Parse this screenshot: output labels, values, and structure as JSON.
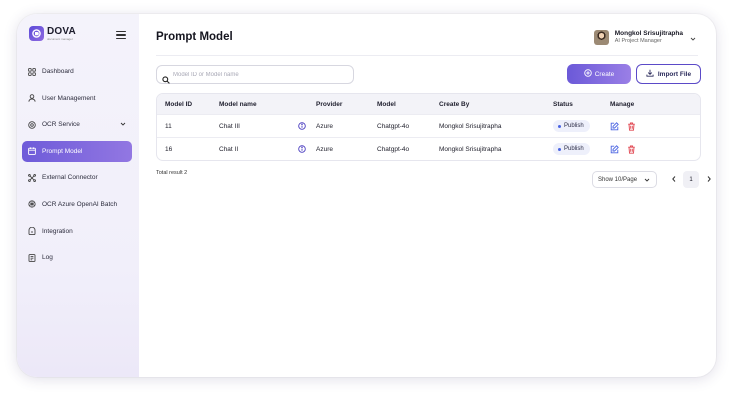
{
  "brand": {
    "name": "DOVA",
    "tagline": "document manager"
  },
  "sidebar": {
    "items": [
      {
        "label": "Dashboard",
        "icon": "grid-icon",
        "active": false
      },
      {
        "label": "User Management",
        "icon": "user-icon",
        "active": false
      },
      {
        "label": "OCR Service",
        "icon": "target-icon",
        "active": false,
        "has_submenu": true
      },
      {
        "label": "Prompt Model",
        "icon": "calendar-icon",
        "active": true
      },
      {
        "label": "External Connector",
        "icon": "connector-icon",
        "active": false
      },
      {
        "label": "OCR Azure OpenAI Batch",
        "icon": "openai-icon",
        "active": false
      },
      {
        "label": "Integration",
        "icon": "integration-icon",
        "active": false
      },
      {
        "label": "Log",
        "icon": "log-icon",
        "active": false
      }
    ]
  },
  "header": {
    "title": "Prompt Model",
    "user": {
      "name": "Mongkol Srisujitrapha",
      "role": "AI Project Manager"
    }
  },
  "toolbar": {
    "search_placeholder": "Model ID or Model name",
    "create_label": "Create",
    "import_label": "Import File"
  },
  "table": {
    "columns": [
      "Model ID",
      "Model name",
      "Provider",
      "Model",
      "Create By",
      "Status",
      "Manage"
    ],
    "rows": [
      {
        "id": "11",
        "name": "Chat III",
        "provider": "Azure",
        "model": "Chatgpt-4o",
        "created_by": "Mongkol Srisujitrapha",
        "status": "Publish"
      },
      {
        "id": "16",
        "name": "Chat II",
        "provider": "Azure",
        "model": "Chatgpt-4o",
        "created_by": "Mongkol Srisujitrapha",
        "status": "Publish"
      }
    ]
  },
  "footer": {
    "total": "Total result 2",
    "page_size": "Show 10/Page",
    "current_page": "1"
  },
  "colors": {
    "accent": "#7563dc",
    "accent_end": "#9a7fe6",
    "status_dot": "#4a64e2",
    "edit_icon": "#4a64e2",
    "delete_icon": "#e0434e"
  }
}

◆ ◆ ◆ ◆

REQUIRED TASK: Pictures are to be left out; all else in the entries above is to be quoted exactly.

REPLY:
Parse this screenshot: output labels, values, and structure as JSON.
{
  "brand": {
    "name": "DOVA",
    "tagline": "document manager"
  },
  "sidebar": {
    "items": [
      {
        "label": "Dashboard",
        "icon": "grid-icon",
        "active": false
      },
      {
        "label": "User Management",
        "icon": "user-icon",
        "active": false
      },
      {
        "label": "OCR Service",
        "icon": "target-icon",
        "active": false,
        "has_submenu": true
      },
      {
        "label": "Prompt Model",
        "icon": "calendar-icon",
        "active": true
      },
      {
        "label": "External Connector",
        "icon": "connector-icon",
        "active": false
      },
      {
        "label": "OCR Azure OpenAI Batch",
        "icon": "openai-icon",
        "active": false
      },
      {
        "label": "Integration",
        "icon": "integration-icon",
        "active": false
      },
      {
        "label": "Log",
        "icon": "log-icon",
        "active": false
      }
    ]
  },
  "header": {
    "title": "Prompt Model",
    "user": {
      "name": "Mongkol Srisujitrapha",
      "role": "AI Project Manager"
    }
  },
  "toolbar": {
    "search_placeholder": "Model ID or Model name",
    "create_label": "Create",
    "import_label": "Import File"
  },
  "table": {
    "columns": [
      "Model ID",
      "Model name",
      "Provider",
      "Model",
      "Create By",
      "Status",
      "Manage"
    ],
    "rows": [
      {
        "id": "11",
        "name": "Chat III",
        "provider": "Azure",
        "model": "Chatgpt-4o",
        "created_by": "Mongkol Srisujitrapha",
        "status": "Publish"
      },
      {
        "id": "16",
        "name": "Chat II",
        "provider": "Azure",
        "model": "Chatgpt-4o",
        "created_by": "Mongkol Srisujitrapha",
        "status": "Publish"
      }
    ]
  },
  "footer": {
    "total": "Total result 2",
    "page_size": "Show 10/Page",
    "current_page": "1"
  },
  "colors": {
    "accent": "#7563dc",
    "accent_end": "#9a7fe6",
    "status_dot": "#4a64e2",
    "edit_icon": "#4a64e2",
    "delete_icon": "#e0434e"
  }
}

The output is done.